Rows from a figure dataset:
-.-.-

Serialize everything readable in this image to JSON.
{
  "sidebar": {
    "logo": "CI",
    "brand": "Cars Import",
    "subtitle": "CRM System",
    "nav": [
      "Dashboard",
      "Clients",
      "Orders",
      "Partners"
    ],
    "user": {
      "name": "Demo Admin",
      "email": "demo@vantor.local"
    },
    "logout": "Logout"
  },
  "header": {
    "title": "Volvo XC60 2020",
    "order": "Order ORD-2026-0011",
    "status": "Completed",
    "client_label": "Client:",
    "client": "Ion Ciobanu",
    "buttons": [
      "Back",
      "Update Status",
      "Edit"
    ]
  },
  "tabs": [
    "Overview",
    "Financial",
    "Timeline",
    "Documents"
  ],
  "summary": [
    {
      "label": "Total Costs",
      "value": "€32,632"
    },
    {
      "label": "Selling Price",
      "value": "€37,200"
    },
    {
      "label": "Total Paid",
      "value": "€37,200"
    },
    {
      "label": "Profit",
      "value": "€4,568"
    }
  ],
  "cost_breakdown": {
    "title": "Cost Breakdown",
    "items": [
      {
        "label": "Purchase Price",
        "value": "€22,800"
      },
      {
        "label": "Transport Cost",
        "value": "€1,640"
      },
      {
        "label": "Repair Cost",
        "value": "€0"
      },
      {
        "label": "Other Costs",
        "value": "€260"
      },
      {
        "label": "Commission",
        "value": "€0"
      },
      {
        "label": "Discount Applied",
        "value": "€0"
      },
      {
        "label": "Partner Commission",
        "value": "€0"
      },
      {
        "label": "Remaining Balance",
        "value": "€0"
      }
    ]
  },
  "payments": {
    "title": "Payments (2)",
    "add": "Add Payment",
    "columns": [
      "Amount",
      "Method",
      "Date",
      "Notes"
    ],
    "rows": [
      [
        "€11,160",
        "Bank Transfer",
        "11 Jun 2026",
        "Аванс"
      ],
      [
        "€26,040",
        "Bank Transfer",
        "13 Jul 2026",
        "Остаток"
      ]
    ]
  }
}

-.-.-

Required task >>
Filter the records, keeping only lines that contain "Price", and show those lines.

Answer to the exercise >>
      "label": "Selling Price",
        "label": "Purchase Price",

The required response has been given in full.